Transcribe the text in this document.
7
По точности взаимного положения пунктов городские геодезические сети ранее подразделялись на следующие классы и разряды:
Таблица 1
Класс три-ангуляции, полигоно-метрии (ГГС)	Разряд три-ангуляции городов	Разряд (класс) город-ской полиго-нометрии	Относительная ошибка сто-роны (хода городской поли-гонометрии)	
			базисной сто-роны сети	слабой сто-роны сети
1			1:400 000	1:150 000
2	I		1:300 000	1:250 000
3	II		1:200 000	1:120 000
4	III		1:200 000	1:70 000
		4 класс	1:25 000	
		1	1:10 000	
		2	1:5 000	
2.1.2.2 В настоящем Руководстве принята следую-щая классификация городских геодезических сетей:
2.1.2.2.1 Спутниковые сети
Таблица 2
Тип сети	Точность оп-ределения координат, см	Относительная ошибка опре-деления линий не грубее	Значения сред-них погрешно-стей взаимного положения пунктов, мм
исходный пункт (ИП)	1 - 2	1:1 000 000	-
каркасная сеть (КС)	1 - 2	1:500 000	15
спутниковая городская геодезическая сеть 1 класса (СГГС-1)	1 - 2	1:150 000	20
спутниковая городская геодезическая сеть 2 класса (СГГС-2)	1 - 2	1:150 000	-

* **What is being asked**
Using the listing above, reproduce each line without omission.

* **Solution for this problem**
Transcribe the text in this document.
7
По точности взаимного положения пунктов городские геодезические сети ранее подразделялись на следующие классы и разряды:
Таблица 1
Класс три-ангуляции, полигоно-метрии (ГГС)	Разряд три-ангуляции городов	Разряд (класс) город-ской полиго-нометрии	Относительная ошибка сто-роны (хода городской поли-гонометрии)	
			базисной сто-роны сети	слабой сто-роны сети
1			1:400 000	1:150 000
2	I		1:300 000	1:250 000
3	II		1:200 000	1:120 000
4	III		1:200 000	1:70 000
		4 класс	1:25 000	
		1	1:10 000	
		2	1:5 000	
2.1.2.2 В настоящем Руководстве принята следую-щая классификация городских геодезических сетей:
2.1.2.2.1 Спутниковые сети
Таблица 2
Тип сети	Точность оп-ределения координат, см	Относительная ошибка опре-деления линий не грубее	Значения сред-них погрешно-стей взаимного положения пунктов, мм
исходный пункт (ИП)	1 - 2	1:1 000 000	-
каркасная сеть (КС)	1 - 2	1:500 000	15
спутниковая городская геодезическая сеть 1 класса (СГГС-1)	1 - 2	1:150 000	20
спутниковая городская геодезическая сеть 2 класса (СГГС-2)	1 - 2	1:150 000	-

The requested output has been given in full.